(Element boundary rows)
------------------------------------------------

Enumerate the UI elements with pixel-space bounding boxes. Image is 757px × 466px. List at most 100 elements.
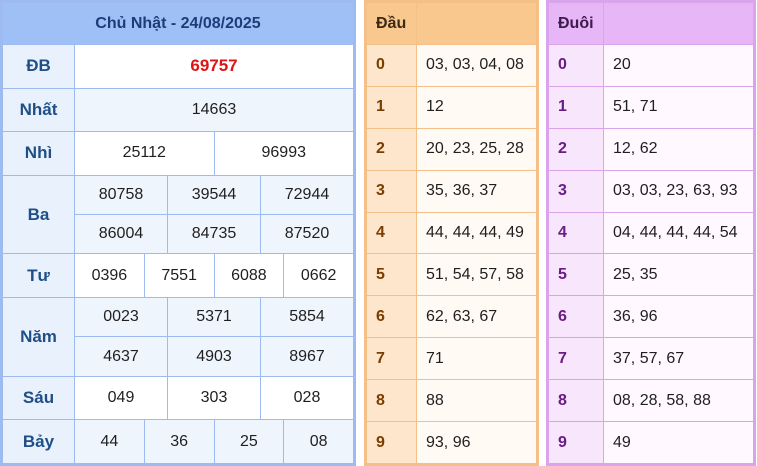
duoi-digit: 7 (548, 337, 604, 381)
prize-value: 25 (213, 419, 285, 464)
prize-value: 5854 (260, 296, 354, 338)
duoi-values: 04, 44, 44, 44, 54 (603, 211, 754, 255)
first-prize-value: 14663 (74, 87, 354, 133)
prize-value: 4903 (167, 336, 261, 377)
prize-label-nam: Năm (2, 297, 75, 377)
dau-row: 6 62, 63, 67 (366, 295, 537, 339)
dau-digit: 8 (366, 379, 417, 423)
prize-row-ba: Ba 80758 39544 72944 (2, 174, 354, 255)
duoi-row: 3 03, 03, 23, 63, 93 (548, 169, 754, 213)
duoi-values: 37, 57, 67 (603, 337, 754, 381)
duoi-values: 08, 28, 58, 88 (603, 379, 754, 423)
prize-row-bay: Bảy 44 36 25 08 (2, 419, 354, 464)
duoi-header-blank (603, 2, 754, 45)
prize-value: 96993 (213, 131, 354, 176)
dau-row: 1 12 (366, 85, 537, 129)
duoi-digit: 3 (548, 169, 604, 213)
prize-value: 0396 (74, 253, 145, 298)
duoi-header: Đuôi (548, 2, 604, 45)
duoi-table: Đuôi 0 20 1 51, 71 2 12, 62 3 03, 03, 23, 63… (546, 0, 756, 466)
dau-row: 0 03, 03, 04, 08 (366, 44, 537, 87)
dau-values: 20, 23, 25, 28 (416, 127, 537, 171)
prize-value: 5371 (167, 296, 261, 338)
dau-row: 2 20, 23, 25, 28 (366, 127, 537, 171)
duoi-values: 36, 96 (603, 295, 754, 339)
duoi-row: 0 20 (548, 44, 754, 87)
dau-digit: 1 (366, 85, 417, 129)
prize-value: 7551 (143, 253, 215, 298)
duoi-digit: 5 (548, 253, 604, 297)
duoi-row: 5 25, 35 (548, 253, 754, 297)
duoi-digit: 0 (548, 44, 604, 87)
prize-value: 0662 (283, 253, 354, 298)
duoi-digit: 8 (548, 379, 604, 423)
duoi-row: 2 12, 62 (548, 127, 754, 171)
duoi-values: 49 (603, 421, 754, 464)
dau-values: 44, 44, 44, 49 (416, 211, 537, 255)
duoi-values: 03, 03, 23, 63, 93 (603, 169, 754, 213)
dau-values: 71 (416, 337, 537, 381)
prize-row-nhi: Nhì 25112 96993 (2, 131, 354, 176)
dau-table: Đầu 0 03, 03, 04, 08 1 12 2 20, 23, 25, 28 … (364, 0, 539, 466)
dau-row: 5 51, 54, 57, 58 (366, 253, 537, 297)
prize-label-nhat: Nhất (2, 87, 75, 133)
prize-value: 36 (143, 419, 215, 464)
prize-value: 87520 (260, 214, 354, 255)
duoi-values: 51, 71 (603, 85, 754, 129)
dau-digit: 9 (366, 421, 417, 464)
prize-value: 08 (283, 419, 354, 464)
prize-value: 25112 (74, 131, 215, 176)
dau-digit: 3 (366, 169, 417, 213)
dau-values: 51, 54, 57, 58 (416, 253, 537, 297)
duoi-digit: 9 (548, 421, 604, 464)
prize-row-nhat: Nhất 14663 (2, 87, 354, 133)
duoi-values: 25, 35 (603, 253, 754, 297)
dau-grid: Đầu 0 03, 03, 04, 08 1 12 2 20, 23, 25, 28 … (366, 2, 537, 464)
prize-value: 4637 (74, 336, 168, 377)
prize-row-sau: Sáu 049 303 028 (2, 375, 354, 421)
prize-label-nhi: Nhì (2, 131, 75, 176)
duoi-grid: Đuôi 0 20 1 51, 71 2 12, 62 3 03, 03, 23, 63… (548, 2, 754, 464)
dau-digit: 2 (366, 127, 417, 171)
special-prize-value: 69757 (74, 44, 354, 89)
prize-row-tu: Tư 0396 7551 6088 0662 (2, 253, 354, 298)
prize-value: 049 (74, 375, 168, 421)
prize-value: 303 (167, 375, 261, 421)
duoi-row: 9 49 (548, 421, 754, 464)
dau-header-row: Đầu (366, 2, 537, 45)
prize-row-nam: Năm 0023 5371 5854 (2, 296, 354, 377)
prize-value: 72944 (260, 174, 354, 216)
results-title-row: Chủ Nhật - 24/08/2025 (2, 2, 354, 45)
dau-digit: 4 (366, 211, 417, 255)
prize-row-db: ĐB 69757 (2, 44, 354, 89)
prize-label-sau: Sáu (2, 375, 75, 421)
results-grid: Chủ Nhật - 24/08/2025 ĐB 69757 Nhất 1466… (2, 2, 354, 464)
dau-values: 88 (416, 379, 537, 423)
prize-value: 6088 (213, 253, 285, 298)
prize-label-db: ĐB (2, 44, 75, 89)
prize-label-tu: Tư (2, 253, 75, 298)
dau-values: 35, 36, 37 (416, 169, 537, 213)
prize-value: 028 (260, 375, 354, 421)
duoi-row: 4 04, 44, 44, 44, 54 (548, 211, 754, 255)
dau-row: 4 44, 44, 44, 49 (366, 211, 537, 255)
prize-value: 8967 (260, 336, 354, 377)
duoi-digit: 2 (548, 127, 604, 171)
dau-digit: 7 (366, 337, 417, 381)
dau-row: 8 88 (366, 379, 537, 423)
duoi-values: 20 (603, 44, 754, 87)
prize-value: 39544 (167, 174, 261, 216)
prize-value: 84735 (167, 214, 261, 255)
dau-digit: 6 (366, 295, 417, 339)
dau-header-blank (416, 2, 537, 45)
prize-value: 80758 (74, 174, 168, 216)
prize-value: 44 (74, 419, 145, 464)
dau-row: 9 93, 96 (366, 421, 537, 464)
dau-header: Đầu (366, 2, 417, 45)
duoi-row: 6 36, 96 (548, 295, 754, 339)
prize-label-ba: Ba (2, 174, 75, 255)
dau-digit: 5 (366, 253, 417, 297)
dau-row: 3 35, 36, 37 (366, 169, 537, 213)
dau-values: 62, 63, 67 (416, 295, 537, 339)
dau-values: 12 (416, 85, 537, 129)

------------------------------------------------

_TASK:_ Repeat the rows from the line with "duoi-digit: 7 (548, 337, 604, 381)" up to and including the line with "dau-values: 44, 44, 44, 49".

_SOLVED EXERCISE:_
duoi-digit: 7 (548, 337, 604, 381)
prize-value: 25 (213, 419, 285, 464)
prize-value: 5854 (260, 296, 354, 338)
duoi-values: 04, 44, 44, 44, 54 (603, 211, 754, 255)
first-prize-value: 14663 (74, 87, 354, 133)
prize-value: 4903 (167, 336, 261, 377)
prize-label-nam: Năm (2, 297, 75, 377)
dau-row: 6 62, 63, 67 (366, 295, 537, 339)
dau-digit: 8 (366, 379, 417, 423)
prize-row-ba: Ba 80758 39544 72944 (2, 174, 354, 255)
duoi-row: 3 03, 03, 23, 63, 93 (548, 169, 754, 213)
duoi-values: 37, 57, 67 (603, 337, 754, 381)
duoi-values: 08, 28, 58, 88 (603, 379, 754, 423)
prize-row-bay: Bảy 44 36 25 08 (2, 419, 354, 464)
duoi-header-blank (603, 2, 754, 45)
prize-value: 96993 (213, 131, 354, 176)
dau-row: 1 12 (366, 85, 537, 129)
duoi-digit: 3 (548, 169, 604, 213)
prize-value: 0396 (74, 253, 145, 298)
duoi-header: Đuôi (548, 2, 604, 45)
duoi-table: Đuôi 0 20 1 51, 71 2 12, 62 3 03, 03, 23, 63… (546, 0, 756, 466)
dau-row: 0 03, 03, 04, 08 (366, 44, 537, 87)
dau-values: 20, 23, 25, 28 (416, 127, 537, 171)
prize-value: 5371 (167, 296, 261, 338)
dau-row: 2 20, 23, 25, 28 (366, 127, 537, 171)
duoi-values: 36, 96 (603, 295, 754, 339)
duoi-row: 0 20 (548, 44, 754, 87)
dau-digit: 1 (366, 85, 417, 129)
prize-value: 7551 (143, 253, 215, 298)
duoi-digit: 5 (548, 253, 604, 297)
duoi-row: 5 25, 35 (548, 253, 754, 297)
duoi-digit: 0 (548, 44, 604, 87)
prize-value: 0662 (283, 253, 354, 298)
duoi-digit: 8 (548, 379, 604, 423)
duoi-row: 2 12, 62 (548, 127, 754, 171)
duoi-values: 49 (603, 421, 754, 464)
dau-values: 44, 44, 44, 49 (416, 211, 537, 255)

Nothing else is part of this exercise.